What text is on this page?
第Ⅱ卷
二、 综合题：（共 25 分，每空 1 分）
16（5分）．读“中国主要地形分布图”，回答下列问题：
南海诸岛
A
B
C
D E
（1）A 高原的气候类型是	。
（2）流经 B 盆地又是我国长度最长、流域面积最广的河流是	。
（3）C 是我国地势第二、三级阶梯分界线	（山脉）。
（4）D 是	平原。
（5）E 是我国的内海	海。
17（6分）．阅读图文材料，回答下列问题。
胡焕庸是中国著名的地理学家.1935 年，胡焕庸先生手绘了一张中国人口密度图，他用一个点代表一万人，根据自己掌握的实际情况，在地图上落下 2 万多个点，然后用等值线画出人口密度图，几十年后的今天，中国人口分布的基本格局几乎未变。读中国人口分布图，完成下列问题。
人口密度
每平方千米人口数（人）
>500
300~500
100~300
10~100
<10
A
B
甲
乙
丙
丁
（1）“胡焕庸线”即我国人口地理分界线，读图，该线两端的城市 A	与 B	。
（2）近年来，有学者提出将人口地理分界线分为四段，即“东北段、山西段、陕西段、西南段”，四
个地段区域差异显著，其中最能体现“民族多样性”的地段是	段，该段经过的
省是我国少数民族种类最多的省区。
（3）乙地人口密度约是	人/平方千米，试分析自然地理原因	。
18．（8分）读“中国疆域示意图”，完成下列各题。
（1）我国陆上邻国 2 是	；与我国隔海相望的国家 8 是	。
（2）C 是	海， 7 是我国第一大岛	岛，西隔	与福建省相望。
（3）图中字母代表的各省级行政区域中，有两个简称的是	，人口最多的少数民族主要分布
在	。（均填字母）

==============================

TASK REQUIREMENTS:
Copy out the material above in its entirety. Every detail must match.

TASK SOLUTION:
What text is on this page?
第Ⅱ卷
二、 综合题：（共 25 分，每空 1 分）
16（5分）．读“中国主要地形分布图”，回答下列问题：
南海诸岛
A
B
C
D E
（1）A 高原的气候类型是	。
（2）流经 B 盆地又是我国长度最长、流域面积最广的河流是	。
（3）C 是我国地势第二、三级阶梯分界线	（山脉）。
（4）D 是	平原。
（5）E 是我国的内海	海。
17（6分）．阅读图文材料，回答下列问题。
胡焕庸是中国著名的地理学家.1935 年，胡焕庸先生手绘了一张中国人口密度图，他用一个点代表一万人，根据自己掌握的实际情况，在地图上落下 2 万多个点，然后用等值线画出人口密度图，几十年后的今天，中国人口分布的基本格局几乎未变。读中国人口分布图，完成下列问题。
人口密度
每平方千米人口数（人）
>500
300~500
100~300
10~100
<10
A
B
甲
乙
丙
丁
（1）“胡焕庸线”即我国人口地理分界线，读图，该线两端的城市 A	与 B	。
（2）近年来，有学者提出将人口地理分界线分为四段，即“东北段、山西段、陕西段、西南段”，四
个地段区域差异显著，其中最能体现“民族多样性”的地段是	段，该段经过的
省是我国少数民族种类最多的省区。
（3）乙地人口密度约是	人/平方千米，试分析自然地理原因	。
18．（8分）读“中国疆域示意图”，完成下列各题。
（1）我国陆上邻国 2 是	；与我国隔海相望的国家 8 是	。
（2）C 是	海， 7 是我国第一大岛	岛，西隔	与福建省相望。
（3）图中字母代表的各省级行政区域中，有两个简称的是	，人口最多的少数民族主要分布
在	。（均填字母）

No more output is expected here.